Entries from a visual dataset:
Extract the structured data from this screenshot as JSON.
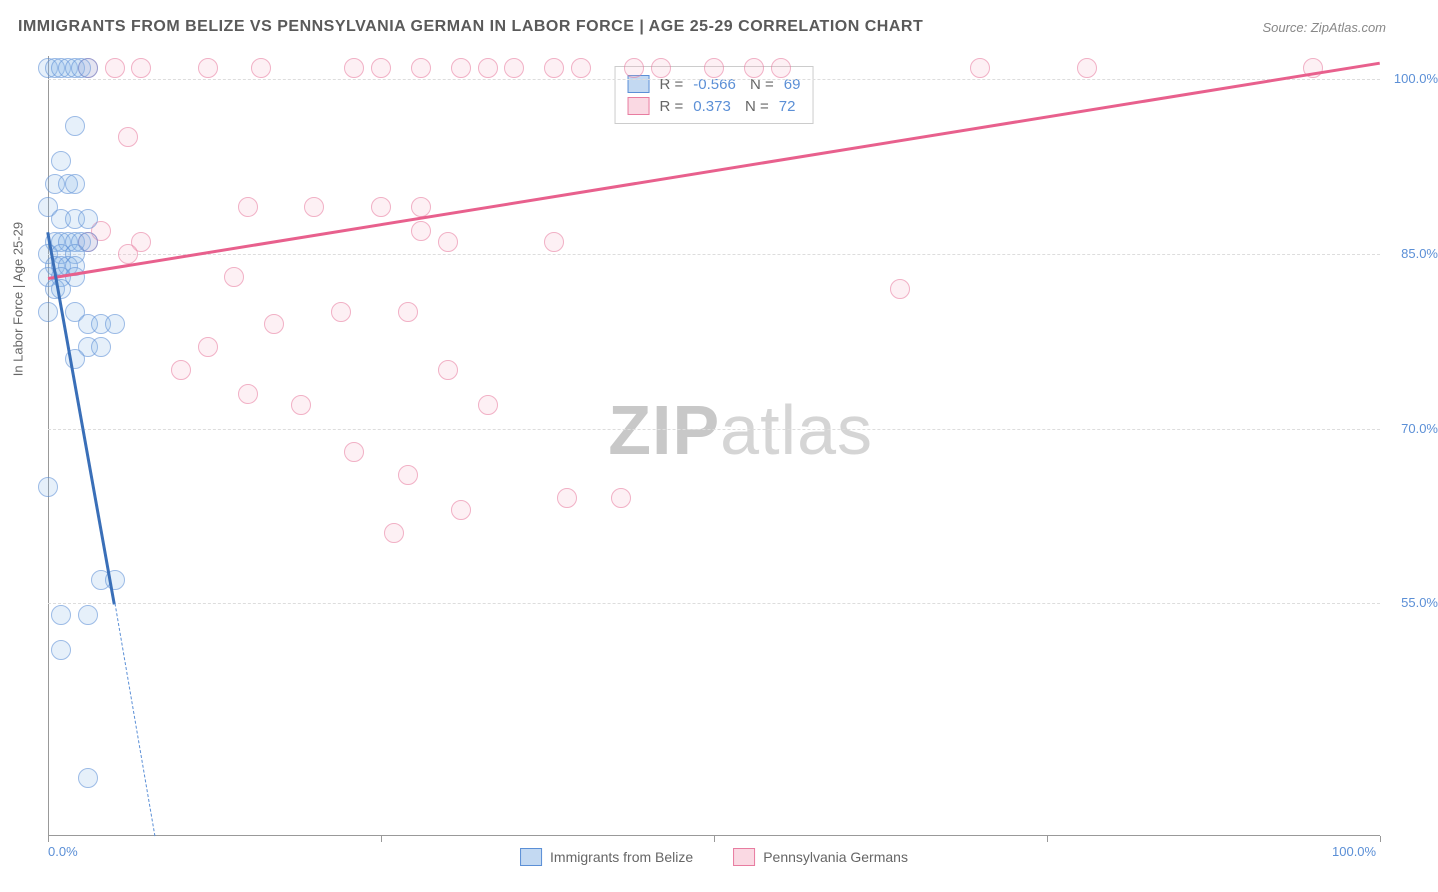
{
  "title": "IMMIGRANTS FROM BELIZE VS PENNSYLVANIA GERMAN IN LABOR FORCE | AGE 25-29 CORRELATION CHART",
  "source": "Source: ZipAtlas.com",
  "y_axis_title": "In Labor Force | Age 25-29",
  "watermark_a": "ZIP",
  "watermark_b": "atlas",
  "chart": {
    "type": "scatter",
    "xlim": [
      0,
      100
    ],
    "ylim": [
      35,
      102
    ],
    "x_ticks": [
      0,
      25,
      50,
      75,
      100
    ],
    "x_tick_labels": [
      "0.0%",
      "",
      "",
      "",
      "100.0%"
    ],
    "y_gridlines": [
      55,
      70,
      85,
      100
    ],
    "y_labels": [
      "55.0%",
      "70.0%",
      "85.0%",
      "100.0%"
    ],
    "grid_color": "#dddddd",
    "axis_color": "#999999",
    "background_color": "#ffffff",
    "marker_radius": 10,
    "label_color": "#5b8fd6",
    "series_blue": {
      "label": "Immigrants from Belize",
      "R": "-0.566",
      "N": "69",
      "fill": "rgba(135,180,230,0.35)",
      "stroke": "#5b8fd6",
      "trend_color": "#3a6fb8",
      "trend_start": [
        0,
        87
      ],
      "trend_end": [
        8,
        35
      ],
      "points": [
        [
          0,
          101
        ],
        [
          0.5,
          101
        ],
        [
          1,
          101
        ],
        [
          1.5,
          101
        ],
        [
          2,
          101
        ],
        [
          2.5,
          101
        ],
        [
          3,
          101
        ],
        [
          2,
          96
        ],
        [
          1,
          93
        ],
        [
          0.5,
          91
        ],
        [
          1.5,
          91
        ],
        [
          2,
          91
        ],
        [
          0,
          89
        ],
        [
          1,
          88
        ],
        [
          2,
          88
        ],
        [
          3,
          88
        ],
        [
          0.5,
          86
        ],
        [
          1,
          86
        ],
        [
          1.5,
          86
        ],
        [
          2,
          86
        ],
        [
          2.5,
          86
        ],
        [
          3,
          86
        ],
        [
          0,
          85
        ],
        [
          1,
          85
        ],
        [
          2,
          85
        ],
        [
          0.5,
          84
        ],
        [
          1,
          84
        ],
        [
          1.5,
          84
        ],
        [
          2,
          84
        ],
        [
          0,
          83
        ],
        [
          1,
          83
        ],
        [
          2,
          83
        ],
        [
          0.5,
          82
        ],
        [
          1,
          82
        ],
        [
          0,
          80
        ],
        [
          2,
          80
        ],
        [
          3,
          79
        ],
        [
          4,
          79
        ],
        [
          5,
          79
        ],
        [
          3,
          77
        ],
        [
          4,
          77
        ],
        [
          2,
          76
        ],
        [
          0,
          65
        ],
        [
          4,
          57
        ],
        [
          5,
          57
        ],
        [
          1,
          54
        ],
        [
          3,
          54
        ],
        [
          1,
          51
        ],
        [
          3,
          40
        ]
      ]
    },
    "series_pink": {
      "label": "Pennsylvania Germans",
      "R": "0.373",
      "N": "72",
      "fill": "rgba(245,180,200,0.35)",
      "stroke": "#e87ca0",
      "trend_color": "#e8608d",
      "trend_start": [
        0,
        83
      ],
      "trend_end": [
        100,
        101.5
      ],
      "points": [
        [
          3,
          101
        ],
        [
          5,
          101
        ],
        [
          7,
          101
        ],
        [
          12,
          101
        ],
        [
          16,
          101
        ],
        [
          23,
          101
        ],
        [
          25,
          101
        ],
        [
          28,
          101
        ],
        [
          31,
          101
        ],
        [
          33,
          101
        ],
        [
          35,
          101
        ],
        [
          38,
          101
        ],
        [
          40,
          101
        ],
        [
          44,
          101
        ],
        [
          46,
          101
        ],
        [
          50,
          101
        ],
        [
          53,
          101
        ],
        [
          55,
          101
        ],
        [
          70,
          101
        ],
        [
          78,
          101
        ],
        [
          95,
          101
        ],
        [
          6,
          95
        ],
        [
          20,
          89
        ],
        [
          15,
          89
        ],
        [
          25,
          89
        ],
        [
          28,
          89
        ],
        [
          28,
          87
        ],
        [
          30,
          86
        ],
        [
          7,
          86
        ],
        [
          3,
          86
        ],
        [
          4,
          87
        ],
        [
          6,
          85
        ],
        [
          38,
          86
        ],
        [
          14,
          83
        ],
        [
          22,
          80
        ],
        [
          27,
          80
        ],
        [
          64,
          82
        ],
        [
          17,
          79
        ],
        [
          30,
          75
        ],
        [
          10,
          75
        ],
        [
          12,
          77
        ],
        [
          15,
          73
        ],
        [
          19,
          72
        ],
        [
          33,
          72
        ],
        [
          23,
          68
        ],
        [
          27,
          66
        ],
        [
          39,
          64
        ],
        [
          43,
          64
        ],
        [
          31,
          63
        ],
        [
          26,
          61
        ]
      ]
    }
  },
  "legend_bottom": [
    {
      "label": "Immigrants from Belize",
      "swatch": "blue"
    },
    {
      "label": "Pennsylvania Germans",
      "swatch": "pink"
    }
  ]
}
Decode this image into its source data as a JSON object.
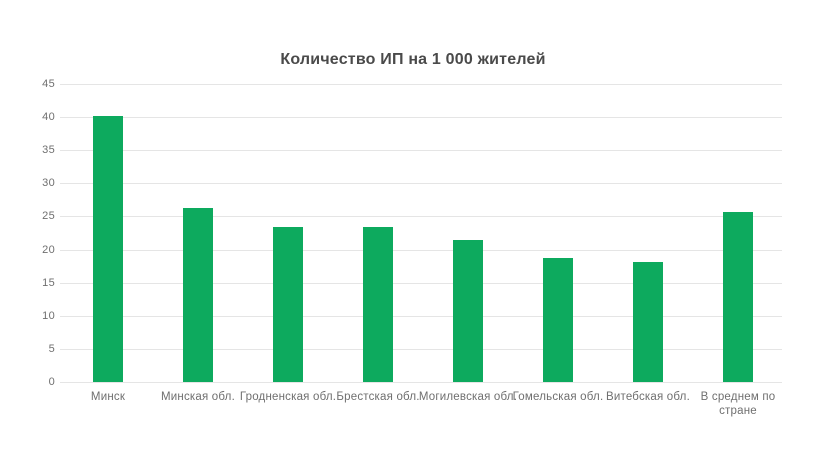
{
  "page": {
    "background": "#ffffff"
  },
  "chart_data": {
    "type": "bar",
    "title": "Количество ИП на 1 000 жителей",
    "categories": [
      "Минск",
      "Минская обл.",
      "Гродненская обл.",
      "Брестская обл.",
      "Могилевская обл.",
      "Гомельская обл.",
      "Витебская обл.",
      "В среднем по\nстране"
    ],
    "values": [
      40.1,
      26.3,
      23.4,
      23.4,
      21.4,
      18.7,
      18.1,
      25.7
    ],
    "xlabel": "",
    "ylabel": "",
    "ylim": [
      0,
      45
    ],
    "yticks": [
      0,
      5,
      10,
      15,
      20,
      25,
      30,
      35,
      40,
      45
    ],
    "grid": "horizontal",
    "legend": "none",
    "bar_color": "#0daa5e",
    "grid_color": "#e5e5e5",
    "tick_label_color": "#6f6f6f",
    "title_color": "#4a4a4a"
  }
}
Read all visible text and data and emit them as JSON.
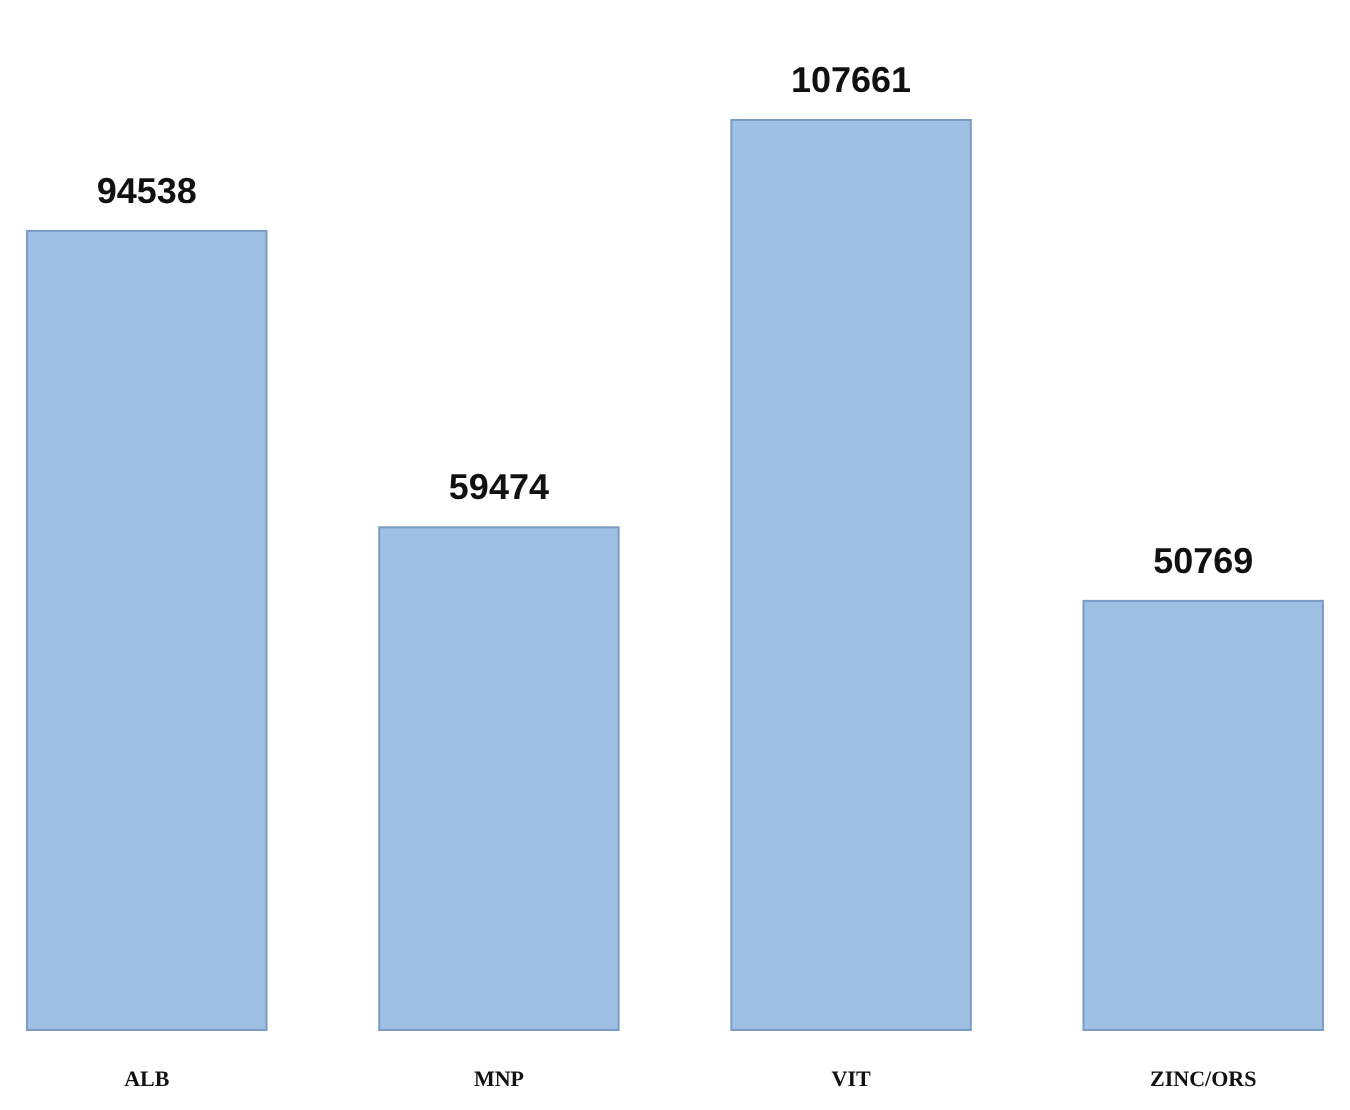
{
  "chart_data": {
    "type": "bar",
    "categories": [
      "ALB",
      "MNP",
      "VIT",
      "ZINC/ORS"
    ],
    "values": [
      94538,
      59474,
      107661,
      50769
    ],
    "color": "#9fbfe3",
    "data_labels": true
  }
}
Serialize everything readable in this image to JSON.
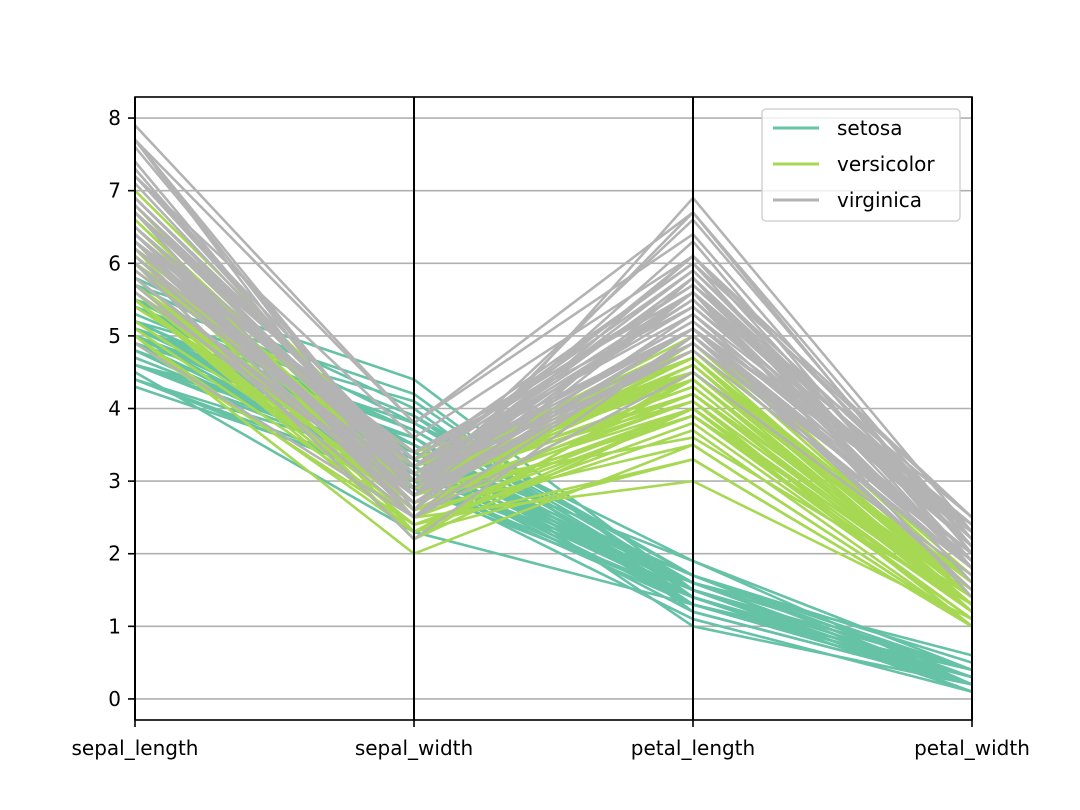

- _EXERCISE INSTRUCTIONS_
Using the data above, copy each line that contains "rgba".

- _SOLUTION_
      "fill": "rgba(135,180,230,0.35)",
      "fill": "rgba(245,180,200,0.35)",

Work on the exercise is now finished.